» Material:
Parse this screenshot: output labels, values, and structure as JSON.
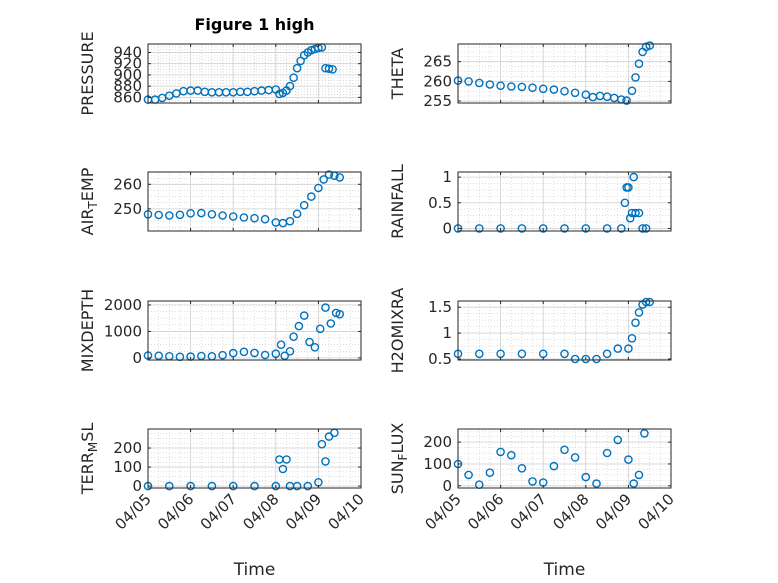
{
  "chart_data": [
    {
      "type": "scatter",
      "title": "Figure 1 high",
      "ylabel": "PRESSURE",
      "xlabel": "",
      "xlim": [
        "2015-04-05",
        "2015-04-10"
      ],
      "ylim": [
        850,
        955
      ],
      "yticks": [
        860,
        880,
        900,
        920,
        940
      ],
      "xtick_labels": [],
      "marker": "circle",
      "color": "#0072BD",
      "series": [
        {
          "x": [
            "2015-04-05T00:00",
            "2015-04-05T04:00",
            "2015-04-05T08:00",
            "2015-04-05T12:00",
            "2015-04-05T16:00",
            "2015-04-05T20:00",
            "2015-04-06T00:00",
            "2015-04-06T04:00",
            "2015-04-06T08:00",
            "2015-04-06T12:00",
            "2015-04-06T16:00",
            "2015-04-06T20:00",
            "2015-04-07T00:00",
            "2015-04-07T04:00",
            "2015-04-07T08:00",
            "2015-04-07T12:00",
            "2015-04-07T16:00",
            "2015-04-07T20:00",
            "2015-04-08T00:00",
            "2015-04-08T02:00",
            "2015-04-08T04:00",
            "2015-04-08T06:00",
            "2015-04-08T08:00",
            "2015-04-08T10:00",
            "2015-04-08T12:00",
            "2015-04-08T14:00",
            "2015-04-08T16:00",
            "2015-04-08T18:00",
            "2015-04-08T20:00",
            "2015-04-08T22:00",
            "2015-04-09T00:00",
            "2015-04-09T02:00",
            "2015-04-09T04:00",
            "2015-04-09T06:00",
            "2015-04-09T08:00"
          ],
          "y": [
            856,
            856,
            859,
            863,
            867,
            871,
            872,
            872,
            870,
            869,
            869,
            869,
            869,
            870,
            870,
            871,
            872,
            873,
            874,
            866,
            868,
            872,
            880,
            895,
            912,
            925,
            935,
            940,
            944,
            946,
            948,
            949,
            912,
            911,
            910
          ]
        }
      ]
    },
    {
      "type": "scatter",
      "title": "",
      "ylabel": "THETA",
      "xlabel": "",
      "xlim": [
        "2015-04-05",
        "2015-04-10"
      ],
      "ylim": [
        254.5,
        269.5
      ],
      "yticks": [
        255,
        260,
        265
      ],
      "xtick_labels": [],
      "marker": "circle",
      "color": "#0072BD",
      "series": [
        {
          "x": [
            "2015-04-05T00:00",
            "2015-04-05T06:00",
            "2015-04-05T12:00",
            "2015-04-05T18:00",
            "2015-04-06T00:00",
            "2015-04-06T06:00",
            "2015-04-06T12:00",
            "2015-04-06T18:00",
            "2015-04-07T00:00",
            "2015-04-07T06:00",
            "2015-04-07T12:00",
            "2015-04-07T18:00",
            "2015-04-08T00:00",
            "2015-04-08T04:00",
            "2015-04-08T08:00",
            "2015-04-08T12:00",
            "2015-04-08T16:00",
            "2015-04-08T20:00",
            "2015-04-08T23:00",
            "2015-04-09T02:00",
            "2015-04-09T04:00",
            "2015-04-09T06:00",
            "2015-04-09T08:00",
            "2015-04-09T10:00",
            "2015-04-09T12:00"
          ],
          "y": [
            260.2,
            260,
            259.6,
            259.2,
            258.9,
            258.7,
            258.6,
            258.4,
            258.1,
            257.9,
            257.5,
            257.1,
            256.6,
            256,
            256.3,
            256.1,
            255.8,
            255.4,
            255.1,
            257.6,
            261,
            264.5,
            267.5,
            268.8,
            269.1
          ]
        }
      ]
    },
    {
      "type": "scatter",
      "title": "",
      "ylabel": "AIR_TEMP",
      "xlabel": "",
      "xlim": [
        "2015-04-05",
        "2015-04-10"
      ],
      "ylim": [
        241,
        265
      ],
      "yticks": [
        250,
        260
      ],
      "xtick_labels": [],
      "marker": "circle",
      "color": "#0072BD",
      "series": [
        {
          "x": [
            "2015-04-05T00:00",
            "2015-04-05T06:00",
            "2015-04-05T12:00",
            "2015-04-05T18:00",
            "2015-04-06T00:00",
            "2015-04-06T06:00",
            "2015-04-06T12:00",
            "2015-04-06T18:00",
            "2015-04-07T00:00",
            "2015-04-07T06:00",
            "2015-04-07T12:00",
            "2015-04-07T18:00",
            "2015-04-08T00:00",
            "2015-04-08T04:00",
            "2015-04-08T08:00",
            "2015-04-08T12:00",
            "2015-04-08T16:00",
            "2015-04-08T20:00",
            "2015-04-09T00:00",
            "2015-04-09T03:00",
            "2015-04-09T06:00",
            "2015-04-09T09:00",
            "2015-04-09T12:00"
          ],
          "y": [
            247.8,
            247.5,
            247.3,
            247.6,
            248.2,
            248.3,
            247.8,
            247.3,
            246.9,
            246.5,
            246.2,
            245.8,
            244.5,
            244.2,
            245,
            248,
            251.5,
            255,
            258.5,
            262,
            264,
            263.5,
            262.8
          ]
        }
      ]
    },
    {
      "type": "scatter",
      "title": "",
      "ylabel": "RAINFALL",
      "xlabel": "",
      "xlim": [
        "2015-04-05",
        "2015-04-10"
      ],
      "ylim": [
        -0.05,
        1.1
      ],
      "yticks": [
        0,
        0.5,
        1
      ],
      "xtick_labels": [],
      "marker": "circle",
      "color": "#0072BD",
      "series": [
        {
          "x": [
            "2015-04-05T00:00",
            "2015-04-05T12:00",
            "2015-04-06T00:00",
            "2015-04-06T12:00",
            "2015-04-07T00:00",
            "2015-04-07T12:00",
            "2015-04-08T00:00",
            "2015-04-08T12:00",
            "2015-04-08T20:00",
            "2015-04-08T22:00",
            "2015-04-08T23:00",
            "2015-04-09T00:00",
            "2015-04-09T01:00",
            "2015-04-09T02:00",
            "2015-04-09T03:00",
            "2015-04-09T04:00",
            "2015-04-09T06:00",
            "2015-04-09T08:00",
            "2015-04-09T10:00"
          ],
          "y": [
            0,
            0,
            0,
            0,
            0,
            0,
            0,
            0,
            0,
            0.5,
            0.8,
            0.8,
            0.2,
            0.3,
            1,
            0.3,
            0.3,
            0,
            0
          ]
        }
      ]
    },
    {
      "type": "scatter",
      "title": "",
      "ylabel": "MIXDEPTH",
      "xlabel": "",
      "xlim": [
        "2015-04-05",
        "2015-04-10"
      ],
      "ylim": [
        -80,
        2150
      ],
      "yticks": [
        0,
        1000,
        2000
      ],
      "xtick_labels": [],
      "marker": "circle",
      "color": "#0072BD",
      "series": [
        {
          "x": [
            "2015-04-05T00:00",
            "2015-04-05T06:00",
            "2015-04-05T12:00",
            "2015-04-05T18:00",
            "2015-04-06T00:00",
            "2015-04-06T06:00",
            "2015-04-06T12:00",
            "2015-04-06T18:00",
            "2015-04-07T00:00",
            "2015-04-07T06:00",
            "2015-04-07T12:00",
            "2015-04-07T18:00",
            "2015-04-08T00:00",
            "2015-04-08T03:00",
            "2015-04-08T05:00",
            "2015-04-08T08:00",
            "2015-04-08T10:00",
            "2015-04-08T13:00",
            "2015-04-08T16:00",
            "2015-04-08T19:00",
            "2015-04-08T22:00",
            "2015-04-09T01:00",
            "2015-04-09T04:00",
            "2015-04-09T07:00",
            "2015-04-09T10:00",
            "2015-04-09T12:00"
          ],
          "y": [
            90,
            80,
            60,
            40,
            50,
            70,
            60,
            100,
            180,
            230,
            190,
            110,
            160,
            500,
            80,
            250,
            800,
            1200,
            1600,
            600,
            400,
            1100,
            1900,
            1300,
            1700,
            1650
          ]
        }
      ]
    },
    {
      "type": "scatter",
      "title": "",
      "ylabel": "H2OMIXRA",
      "xlabel": "",
      "xlim": [
        "2015-04-05",
        "2015-04-10"
      ],
      "ylim": [
        0.48,
        1.62
      ],
      "yticks": [
        0.5,
        1,
        1.5
      ],
      "xtick_labels": [],
      "marker": "circle",
      "color": "#0072BD",
      "series": [
        {
          "x": [
            "2015-04-05T00:00",
            "2015-04-05T12:00",
            "2015-04-06T00:00",
            "2015-04-06T12:00",
            "2015-04-07T00:00",
            "2015-04-07T12:00",
            "2015-04-07T18:00",
            "2015-04-08T00:00",
            "2015-04-08T06:00",
            "2015-04-08T12:00",
            "2015-04-08T18:00",
            "2015-04-09T00:00",
            "2015-04-09T02:00",
            "2015-04-09T04:00",
            "2015-04-09T06:00",
            "2015-04-09T08:00",
            "2015-04-09T10:00",
            "2015-04-09T12:00"
          ],
          "y": [
            0.6,
            0.6,
            0.6,
            0.6,
            0.6,
            0.6,
            0.5,
            0.5,
            0.5,
            0.6,
            0.7,
            0.7,
            0.9,
            1.2,
            1.4,
            1.55,
            1.6,
            1.6
          ]
        }
      ]
    },
    {
      "type": "scatter",
      "title": "",
      "ylabel": "TERR_MSL",
      "xlabel": "Time",
      "xlim": [
        "2015-04-05",
        "2015-04-10"
      ],
      "ylim": [
        -10,
        300
      ],
      "yticks": [
        0,
        100,
        200
      ],
      "xtick_labels": [
        "04/05",
        "04/06",
        "04/07",
        "04/08",
        "04/09",
        "04/10"
      ],
      "marker": "circle",
      "color": "#0072BD",
      "series": [
        {
          "x": [
            "2015-04-05T00:00",
            "2015-04-05T12:00",
            "2015-04-06T00:00",
            "2015-04-06T12:00",
            "2015-04-07T00:00",
            "2015-04-07T12:00",
            "2015-04-08T00:00",
            "2015-04-08T02:00",
            "2015-04-08T04:00",
            "2015-04-08T06:00",
            "2015-04-08T08:00",
            "2015-04-08T12:00",
            "2015-04-08T18:00",
            "2015-04-09T00:00",
            "2015-04-09T02:00",
            "2015-04-09T04:00",
            "2015-04-09T06:00",
            "2015-04-09T09:00"
          ],
          "y": [
            0,
            0,
            0,
            0,
            0,
            0,
            0,
            140,
            90,
            140,
            0,
            0,
            0,
            20,
            220,
            130,
            260,
            280
          ]
        }
      ]
    },
    {
      "type": "scatter",
      "title": "",
      "ylabel": "SUN_FLUX",
      "xlabel": "Time",
      "xlim": [
        "2015-04-05",
        "2015-04-10"
      ],
      "ylim": [
        -10,
        260
      ],
      "yticks": [
        0,
        100,
        200
      ],
      "xtick_labels": [
        "04/05",
        "04/06",
        "04/07",
        "04/08",
        "04/09",
        "04/10"
      ],
      "marker": "circle",
      "color": "#0072BD",
      "series": [
        {
          "x": [
            "2015-04-05T00:00",
            "2015-04-05T06:00",
            "2015-04-05T12:00",
            "2015-04-05T18:00",
            "2015-04-06T00:00",
            "2015-04-06T06:00",
            "2015-04-06T12:00",
            "2015-04-06T18:00",
            "2015-04-07T00:00",
            "2015-04-07T06:00",
            "2015-04-07T12:00",
            "2015-04-07T18:00",
            "2015-04-08T00:00",
            "2015-04-08T06:00",
            "2015-04-08T12:00",
            "2015-04-08T18:00",
            "2015-04-09T00:00",
            "2015-04-09T03:00",
            "2015-04-09T06:00",
            "2015-04-09T09:00"
          ],
          "y": [
            100,
            50,
            5,
            60,
            155,
            140,
            80,
            20,
            15,
            90,
            165,
            130,
            40,
            10,
            150,
            210,
            120,
            10,
            50,
            240
          ]
        }
      ]
    }
  ]
}
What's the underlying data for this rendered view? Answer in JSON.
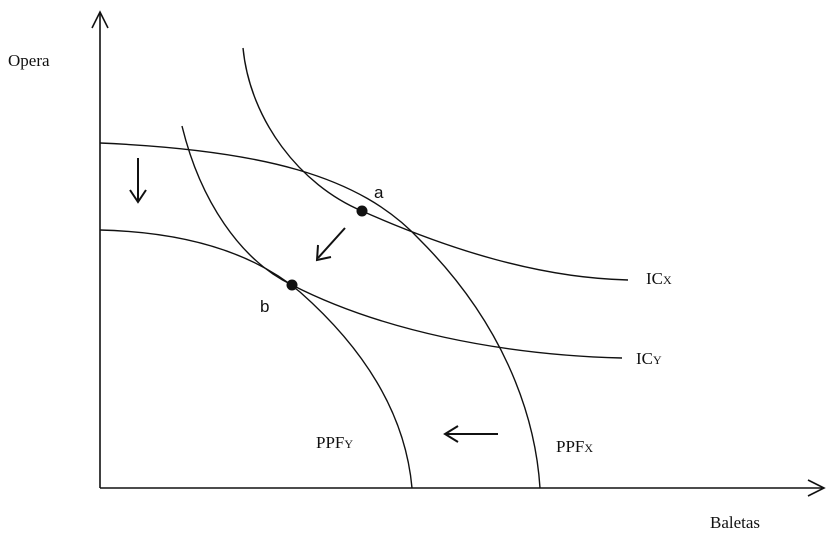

» Your task: Return each line with "ylabel".

» Result for this task:
      "ylabel": "PRESSURE",
      "ylabel": "THETA",
      "ylabel": "AIR_TEMP",
      "ylabel": "RAINFALL",
      "ylabel": "MIXDEPTH",
      "ylabel": "H2OMIXRA",
      "ylabel": "TERR_MSL",
      "ylabel": "SUN_FLUX",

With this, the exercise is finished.